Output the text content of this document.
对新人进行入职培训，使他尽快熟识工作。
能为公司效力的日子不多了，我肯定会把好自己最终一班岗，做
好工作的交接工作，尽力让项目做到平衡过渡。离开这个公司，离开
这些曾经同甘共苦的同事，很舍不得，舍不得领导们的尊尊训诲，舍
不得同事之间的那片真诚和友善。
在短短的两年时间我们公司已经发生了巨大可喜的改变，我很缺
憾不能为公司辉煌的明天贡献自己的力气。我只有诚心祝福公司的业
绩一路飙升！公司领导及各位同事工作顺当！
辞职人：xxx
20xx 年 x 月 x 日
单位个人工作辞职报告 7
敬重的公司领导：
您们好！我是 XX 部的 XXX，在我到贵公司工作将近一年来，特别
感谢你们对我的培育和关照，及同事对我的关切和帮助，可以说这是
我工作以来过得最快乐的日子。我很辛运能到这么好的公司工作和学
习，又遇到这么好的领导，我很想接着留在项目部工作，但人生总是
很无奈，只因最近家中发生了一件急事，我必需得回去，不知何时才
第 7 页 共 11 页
+++
Write out every record shown above, word for word.

> Completed task:
Output the text content of this document.
对新人进行入职培训，使他尽快熟识工作。
能为公司效力的日子不多了，我肯定会把好自己最终一班岗，做
好工作的交接工作，尽力让项目做到平衡过渡。离开这个公司，离开
这些曾经同甘共苦的同事，很舍不得，舍不得领导们的尊尊训诲，舍
不得同事之间的那片真诚和友善。
在短短的两年时间我们公司已经发生了巨大可喜的改变，我很缺
憾不能为公司辉煌的明天贡献自己的力气。我只有诚心祝福公司的业
绩一路飙升！公司领导及各位同事工作顺当！
辞职人：xxx
20xx 年 x 月 x 日
单位个人工作辞职报告 7
敬重的公司领导：
您们好！我是 XX 部的 XXX，在我到贵公司工作将近一年来，特别
感谢你们对我的培育和关照，及同事对我的关切和帮助，可以说这是
我工作以来过得最快乐的日子。我很辛运能到这么好的公司工作和学
习，又遇到这么好的领导，我很想接着留在项目部工作，但人生总是
很无奈，只因最近家中发生了一件急事，我必需得回去，不知何时才
第 7 页 共 11 页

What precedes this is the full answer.